» Provided text

(begin)

8
votes

Let's say I have a property "name" of nodes in neo4j. Now I want to enforce that there is maximally one node for a given name by identifying all nodes with the same name. More precisely: If there are three nodes where name is "dog", I want them to be replaced by just one node with name "dog", which:

  1. Gathers all properties from all the original three nodes.
  2. Has all arcs that were attached to the original three nodes.

The background for this is the following: In my graph, there are often several nodes of the same name which should considered as "equal" (although some have richer property information than others). Putting a.name = b.name in a WHERE clause is extremely slow.

EDIT: I forgot to mention that my Neo4j is of version 2.3.7 currently (I cannot update it).

SECOND EDIT: There is a known list of labels for the nodes and for the possible arcs. The type of the nodes is known.

THIRD EDIT: I want to call above "node collapse" procedure from Java, so a mixture of Cypher queries and procedural code would also be a useful solution.

2
Labels for these nodes are known? It is the same for all of these nodes? And what about type of relationships for this nodes?stdob--
What should happen if Node1 (name=A) and Node2 (name=A) do have the same property with different values?K.E.
@K.E. It does not really matter in my case. One could either drop one of the values or define a "property2" for a given "property". The most important point is to gather all the arcs, i.e. the new node should have all the incoming and outgoing arcs with same labels as the replaced nodes. The main reason for my request is that I have a lot of arcs A -> B1, B2 -> C, where B1 and B2 are "really" the same node and the relation A -> B -> C is the one I want to find.J Fabian Meier

2 Answers

5
votes

I have made a testcase with following schema:

CREATE (n1:TestX {name:'A', val1:1})
CREATE (n2:TestX {name:'B', val2:2})
CREATE (n3:TestX {name:'B', val3:3})
CREATE (n4:TestX {name:'B', val4:4})
CREATE (n5:TestX {name:'C', val5:5})

MATCH (n6:TestX {name:'A', val1:1}) MATCH (m7:TestX {name:'B', val2:2}) CREATE (n6)-[:TEST]->(m7)
MATCH (n8:TestX {name:'C', val5:5}) MATCH (m10:TestX {name:'B', val3:3}) CREATE (n8)<-[:TEST]-(m10)

What results in following output:

enter image description here

Where the nodes B are really the same nodes. And here is my solution:

//copy all properties
MATCH (n:TestX), (m:TestX) WHERE n.name = m.name AND ID(n)<ID(m) WITH n, m SET n += m;

//copy all outgoing relations
MATCH (n:TestX), (m:TestX)-[r:TEST]->(endnode) WHERE n.name = m.name AND ID(n)<ID(m) WITH n, collect(endnode) as endnodes
FOREACH (x in endnodes | CREATE (n)-[:TEST]->(x));

//copy all incoming relations
MATCH (n:TestX), (m:TestX)<-[r:TEST]-(endnode) WHERE n.name = m.name AND ID(n)<ID(m) WITH n, collect(endnode) as endnodes
FOREACH (x in endnodes | CREATE (n)<-[:TEST]-(x));

//delete duplicates
MATCH (n:TestX), (m:TestX) WHERE n.name = m.name AND ID(n)<ID(m) detach delete m;

The resulting output looks like this:

enter image description here

It has to be marked that you have to know the type of the various relationships.

(end)

» Data rows
(begin)

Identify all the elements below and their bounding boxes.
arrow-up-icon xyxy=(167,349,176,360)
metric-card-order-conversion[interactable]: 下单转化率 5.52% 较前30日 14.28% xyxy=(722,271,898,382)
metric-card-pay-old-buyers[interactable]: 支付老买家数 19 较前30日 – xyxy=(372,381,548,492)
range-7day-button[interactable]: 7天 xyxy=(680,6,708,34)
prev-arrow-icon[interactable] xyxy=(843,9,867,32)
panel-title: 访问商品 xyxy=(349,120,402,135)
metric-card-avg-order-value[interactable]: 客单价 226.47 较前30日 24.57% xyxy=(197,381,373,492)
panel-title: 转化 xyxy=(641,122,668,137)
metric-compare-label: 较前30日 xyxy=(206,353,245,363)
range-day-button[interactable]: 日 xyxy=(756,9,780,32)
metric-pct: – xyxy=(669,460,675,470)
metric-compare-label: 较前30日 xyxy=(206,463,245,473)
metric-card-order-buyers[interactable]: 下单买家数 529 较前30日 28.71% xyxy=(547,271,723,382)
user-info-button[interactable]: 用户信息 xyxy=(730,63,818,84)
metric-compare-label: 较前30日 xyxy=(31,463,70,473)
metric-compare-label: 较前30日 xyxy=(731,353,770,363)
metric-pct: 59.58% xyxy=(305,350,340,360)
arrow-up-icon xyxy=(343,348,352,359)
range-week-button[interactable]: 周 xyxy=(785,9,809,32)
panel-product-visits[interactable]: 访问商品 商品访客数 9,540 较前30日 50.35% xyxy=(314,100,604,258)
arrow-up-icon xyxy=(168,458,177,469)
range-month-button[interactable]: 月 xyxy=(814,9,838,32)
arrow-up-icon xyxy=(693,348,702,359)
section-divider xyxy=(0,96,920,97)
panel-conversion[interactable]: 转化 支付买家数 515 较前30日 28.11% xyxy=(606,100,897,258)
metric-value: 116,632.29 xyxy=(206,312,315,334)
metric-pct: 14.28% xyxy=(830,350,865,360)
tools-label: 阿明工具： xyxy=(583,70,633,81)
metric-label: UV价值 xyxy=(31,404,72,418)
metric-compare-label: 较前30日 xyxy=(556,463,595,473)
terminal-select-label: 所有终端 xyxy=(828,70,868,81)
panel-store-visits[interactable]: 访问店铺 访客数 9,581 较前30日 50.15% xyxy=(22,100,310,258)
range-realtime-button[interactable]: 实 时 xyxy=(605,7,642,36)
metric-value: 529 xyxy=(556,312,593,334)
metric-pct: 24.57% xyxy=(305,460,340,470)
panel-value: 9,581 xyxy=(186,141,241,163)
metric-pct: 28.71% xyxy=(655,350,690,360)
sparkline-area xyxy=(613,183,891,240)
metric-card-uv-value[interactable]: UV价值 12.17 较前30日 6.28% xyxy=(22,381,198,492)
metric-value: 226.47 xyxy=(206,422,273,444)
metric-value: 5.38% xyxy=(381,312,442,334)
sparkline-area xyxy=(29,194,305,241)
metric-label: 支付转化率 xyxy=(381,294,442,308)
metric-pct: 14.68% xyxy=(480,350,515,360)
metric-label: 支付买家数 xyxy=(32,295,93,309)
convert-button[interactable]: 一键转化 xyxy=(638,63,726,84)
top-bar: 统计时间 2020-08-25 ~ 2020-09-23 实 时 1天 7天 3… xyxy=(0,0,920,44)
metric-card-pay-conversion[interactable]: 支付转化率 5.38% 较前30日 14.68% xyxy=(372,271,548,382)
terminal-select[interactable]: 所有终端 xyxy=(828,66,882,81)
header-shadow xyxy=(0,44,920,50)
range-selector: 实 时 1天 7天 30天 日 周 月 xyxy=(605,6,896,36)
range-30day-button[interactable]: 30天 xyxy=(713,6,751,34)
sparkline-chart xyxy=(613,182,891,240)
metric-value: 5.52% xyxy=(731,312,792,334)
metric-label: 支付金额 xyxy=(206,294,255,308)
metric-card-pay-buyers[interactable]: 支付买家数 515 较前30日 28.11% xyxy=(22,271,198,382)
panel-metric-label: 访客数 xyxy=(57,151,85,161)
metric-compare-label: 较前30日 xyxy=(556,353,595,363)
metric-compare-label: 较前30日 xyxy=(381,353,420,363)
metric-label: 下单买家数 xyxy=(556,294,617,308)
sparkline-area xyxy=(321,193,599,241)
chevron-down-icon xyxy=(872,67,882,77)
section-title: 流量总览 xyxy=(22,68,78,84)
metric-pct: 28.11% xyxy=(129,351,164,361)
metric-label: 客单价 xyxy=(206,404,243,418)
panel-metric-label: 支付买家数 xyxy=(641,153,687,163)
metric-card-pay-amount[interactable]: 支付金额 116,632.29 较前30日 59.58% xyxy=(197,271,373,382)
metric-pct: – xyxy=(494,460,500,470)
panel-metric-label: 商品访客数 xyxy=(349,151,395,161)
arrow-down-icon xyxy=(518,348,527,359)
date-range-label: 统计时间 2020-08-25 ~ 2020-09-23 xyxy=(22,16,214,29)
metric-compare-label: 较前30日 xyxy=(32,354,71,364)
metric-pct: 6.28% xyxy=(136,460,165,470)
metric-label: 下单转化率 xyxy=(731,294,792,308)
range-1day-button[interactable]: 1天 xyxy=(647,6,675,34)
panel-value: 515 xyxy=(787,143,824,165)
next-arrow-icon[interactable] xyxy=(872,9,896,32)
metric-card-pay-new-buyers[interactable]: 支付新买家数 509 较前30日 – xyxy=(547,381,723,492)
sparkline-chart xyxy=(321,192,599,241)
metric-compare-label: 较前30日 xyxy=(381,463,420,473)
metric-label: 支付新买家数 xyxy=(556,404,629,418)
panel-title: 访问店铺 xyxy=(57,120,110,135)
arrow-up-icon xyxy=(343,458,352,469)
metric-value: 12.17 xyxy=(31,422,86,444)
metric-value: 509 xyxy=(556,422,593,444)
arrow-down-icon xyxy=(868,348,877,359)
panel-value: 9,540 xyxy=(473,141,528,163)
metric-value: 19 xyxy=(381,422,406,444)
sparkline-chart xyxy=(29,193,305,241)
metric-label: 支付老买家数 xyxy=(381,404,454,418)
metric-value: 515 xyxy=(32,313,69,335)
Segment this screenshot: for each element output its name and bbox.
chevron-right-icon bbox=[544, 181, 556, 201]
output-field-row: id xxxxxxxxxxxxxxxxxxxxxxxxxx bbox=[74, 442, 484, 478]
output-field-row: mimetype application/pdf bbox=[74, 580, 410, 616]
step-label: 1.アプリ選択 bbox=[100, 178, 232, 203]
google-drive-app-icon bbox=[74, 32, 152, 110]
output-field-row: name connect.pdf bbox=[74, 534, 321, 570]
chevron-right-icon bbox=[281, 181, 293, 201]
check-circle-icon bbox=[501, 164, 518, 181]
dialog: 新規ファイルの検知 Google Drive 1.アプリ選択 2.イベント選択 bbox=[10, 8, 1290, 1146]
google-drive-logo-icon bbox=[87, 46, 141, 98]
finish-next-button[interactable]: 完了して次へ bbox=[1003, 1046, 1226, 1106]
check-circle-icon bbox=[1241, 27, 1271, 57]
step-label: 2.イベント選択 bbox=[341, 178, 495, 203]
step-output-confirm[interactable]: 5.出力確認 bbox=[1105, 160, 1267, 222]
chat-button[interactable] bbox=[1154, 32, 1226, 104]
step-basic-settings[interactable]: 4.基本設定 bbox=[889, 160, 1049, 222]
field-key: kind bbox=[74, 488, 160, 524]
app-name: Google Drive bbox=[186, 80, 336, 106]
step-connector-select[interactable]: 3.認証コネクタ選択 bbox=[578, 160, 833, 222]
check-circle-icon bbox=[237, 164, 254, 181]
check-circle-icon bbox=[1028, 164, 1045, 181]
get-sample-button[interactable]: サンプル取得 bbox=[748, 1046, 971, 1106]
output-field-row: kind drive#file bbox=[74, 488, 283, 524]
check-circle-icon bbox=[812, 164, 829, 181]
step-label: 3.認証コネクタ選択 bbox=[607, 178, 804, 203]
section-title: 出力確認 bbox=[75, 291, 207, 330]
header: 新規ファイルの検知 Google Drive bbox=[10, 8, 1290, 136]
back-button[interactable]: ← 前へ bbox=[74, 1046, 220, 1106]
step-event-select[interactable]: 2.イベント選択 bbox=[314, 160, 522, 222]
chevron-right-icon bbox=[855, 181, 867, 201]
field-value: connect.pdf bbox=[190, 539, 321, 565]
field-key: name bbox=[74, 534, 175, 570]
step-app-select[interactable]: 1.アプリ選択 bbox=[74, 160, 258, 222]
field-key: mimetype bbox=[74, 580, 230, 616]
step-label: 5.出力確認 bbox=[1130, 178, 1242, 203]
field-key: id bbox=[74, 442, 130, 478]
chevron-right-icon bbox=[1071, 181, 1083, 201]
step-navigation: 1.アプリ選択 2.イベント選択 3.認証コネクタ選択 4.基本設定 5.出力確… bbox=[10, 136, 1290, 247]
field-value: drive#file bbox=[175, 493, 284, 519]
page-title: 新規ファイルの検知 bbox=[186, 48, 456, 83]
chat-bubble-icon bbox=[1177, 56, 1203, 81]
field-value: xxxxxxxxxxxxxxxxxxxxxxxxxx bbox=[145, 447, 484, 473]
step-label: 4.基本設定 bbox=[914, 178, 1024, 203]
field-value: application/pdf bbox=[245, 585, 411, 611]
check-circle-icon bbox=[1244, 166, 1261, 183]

(end)

» Written task
Could you rewrite the passage of the Neo4j thread between "The background for" and "cannot update it).", inclusive, with "extremely" changed to "very"?

» Written solution
The background for this is the following: In my graph, there are often several nodes of the same name which should considered as "equal" (although some have richer property information than others). Putting a.name = b.name in a WHERE clause is very slow.

EDIT: I forgot to mention that my Neo4j is of version 2.3.7 currently (I cannot update it).